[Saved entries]
════════════════════
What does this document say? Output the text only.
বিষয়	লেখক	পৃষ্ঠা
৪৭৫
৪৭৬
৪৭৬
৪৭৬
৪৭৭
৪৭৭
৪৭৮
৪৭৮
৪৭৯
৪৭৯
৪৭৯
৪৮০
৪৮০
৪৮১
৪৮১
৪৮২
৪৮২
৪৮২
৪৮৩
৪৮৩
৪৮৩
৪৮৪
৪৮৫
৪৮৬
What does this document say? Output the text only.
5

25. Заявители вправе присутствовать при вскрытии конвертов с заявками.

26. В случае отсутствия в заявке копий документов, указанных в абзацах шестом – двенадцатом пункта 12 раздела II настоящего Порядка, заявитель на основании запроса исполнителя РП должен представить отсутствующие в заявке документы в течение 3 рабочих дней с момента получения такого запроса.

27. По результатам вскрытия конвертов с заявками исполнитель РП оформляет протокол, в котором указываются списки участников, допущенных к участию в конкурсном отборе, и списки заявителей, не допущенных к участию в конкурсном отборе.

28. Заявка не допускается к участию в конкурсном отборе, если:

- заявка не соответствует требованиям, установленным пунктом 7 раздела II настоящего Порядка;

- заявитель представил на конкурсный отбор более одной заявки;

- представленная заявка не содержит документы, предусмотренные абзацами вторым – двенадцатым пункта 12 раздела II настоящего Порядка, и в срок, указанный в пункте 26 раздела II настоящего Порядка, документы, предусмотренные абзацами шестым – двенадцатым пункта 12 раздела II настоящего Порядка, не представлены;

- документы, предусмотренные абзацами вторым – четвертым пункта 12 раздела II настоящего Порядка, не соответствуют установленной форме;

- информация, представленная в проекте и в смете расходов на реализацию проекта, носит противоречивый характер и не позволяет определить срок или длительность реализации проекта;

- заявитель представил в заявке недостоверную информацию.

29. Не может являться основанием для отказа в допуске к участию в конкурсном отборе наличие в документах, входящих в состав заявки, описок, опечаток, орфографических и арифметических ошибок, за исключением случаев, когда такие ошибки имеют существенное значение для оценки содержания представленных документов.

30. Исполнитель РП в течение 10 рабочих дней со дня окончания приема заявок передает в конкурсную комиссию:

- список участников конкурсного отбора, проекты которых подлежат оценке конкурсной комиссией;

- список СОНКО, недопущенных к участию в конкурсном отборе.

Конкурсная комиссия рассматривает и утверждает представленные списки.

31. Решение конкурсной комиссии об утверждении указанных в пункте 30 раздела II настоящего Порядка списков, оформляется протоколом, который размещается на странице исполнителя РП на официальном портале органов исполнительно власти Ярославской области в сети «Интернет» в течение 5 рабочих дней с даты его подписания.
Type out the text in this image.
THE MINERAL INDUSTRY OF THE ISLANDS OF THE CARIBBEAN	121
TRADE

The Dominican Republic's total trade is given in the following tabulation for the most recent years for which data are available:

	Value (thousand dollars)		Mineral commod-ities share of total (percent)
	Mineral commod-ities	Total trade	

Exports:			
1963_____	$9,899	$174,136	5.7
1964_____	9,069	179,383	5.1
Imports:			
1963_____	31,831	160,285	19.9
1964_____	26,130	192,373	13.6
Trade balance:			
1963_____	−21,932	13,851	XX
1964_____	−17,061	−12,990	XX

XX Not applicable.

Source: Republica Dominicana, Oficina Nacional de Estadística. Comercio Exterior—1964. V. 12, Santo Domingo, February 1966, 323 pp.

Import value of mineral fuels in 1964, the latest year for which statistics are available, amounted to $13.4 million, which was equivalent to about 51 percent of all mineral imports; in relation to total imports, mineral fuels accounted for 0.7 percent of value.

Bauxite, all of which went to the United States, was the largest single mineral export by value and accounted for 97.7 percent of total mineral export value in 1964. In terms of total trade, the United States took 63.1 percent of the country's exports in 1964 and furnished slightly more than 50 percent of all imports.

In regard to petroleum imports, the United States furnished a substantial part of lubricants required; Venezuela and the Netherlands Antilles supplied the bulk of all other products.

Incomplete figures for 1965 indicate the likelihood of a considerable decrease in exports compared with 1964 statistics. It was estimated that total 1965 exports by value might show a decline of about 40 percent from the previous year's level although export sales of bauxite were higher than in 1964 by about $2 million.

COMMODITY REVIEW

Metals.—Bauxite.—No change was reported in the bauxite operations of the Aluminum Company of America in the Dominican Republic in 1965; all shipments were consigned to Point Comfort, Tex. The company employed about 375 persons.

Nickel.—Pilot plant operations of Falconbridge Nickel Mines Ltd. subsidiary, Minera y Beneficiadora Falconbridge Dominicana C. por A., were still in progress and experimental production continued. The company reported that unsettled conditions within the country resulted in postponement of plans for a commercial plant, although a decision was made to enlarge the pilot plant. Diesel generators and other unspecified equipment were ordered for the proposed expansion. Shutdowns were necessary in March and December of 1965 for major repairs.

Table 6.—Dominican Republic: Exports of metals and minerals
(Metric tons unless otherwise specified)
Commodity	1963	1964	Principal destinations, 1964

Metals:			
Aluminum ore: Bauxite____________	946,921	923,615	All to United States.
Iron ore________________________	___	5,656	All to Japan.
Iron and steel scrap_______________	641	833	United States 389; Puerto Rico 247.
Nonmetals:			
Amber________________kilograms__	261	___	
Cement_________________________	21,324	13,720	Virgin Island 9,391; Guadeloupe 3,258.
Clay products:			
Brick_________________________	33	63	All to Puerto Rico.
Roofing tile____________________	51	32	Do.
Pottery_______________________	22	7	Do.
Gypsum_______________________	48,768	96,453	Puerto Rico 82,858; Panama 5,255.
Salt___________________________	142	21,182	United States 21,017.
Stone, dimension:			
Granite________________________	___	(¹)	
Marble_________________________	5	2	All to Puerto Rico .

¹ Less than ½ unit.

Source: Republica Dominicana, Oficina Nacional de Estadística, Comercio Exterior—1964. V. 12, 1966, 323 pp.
════════════════════
*Aim*
From the listing above, collect every line that mentions the word "Republica".

*Task solution*
Source: Republica Dominicana, Oficina Nacional de Estadística. Comercio Exterior—1964. V. 12, Santo Domingo, February 1966, 323 pp.
Source: Republica Dominicana, Oficina Nacional de Estadística, Comercio Exterior—1964. V. 12, 1966, 323 pp.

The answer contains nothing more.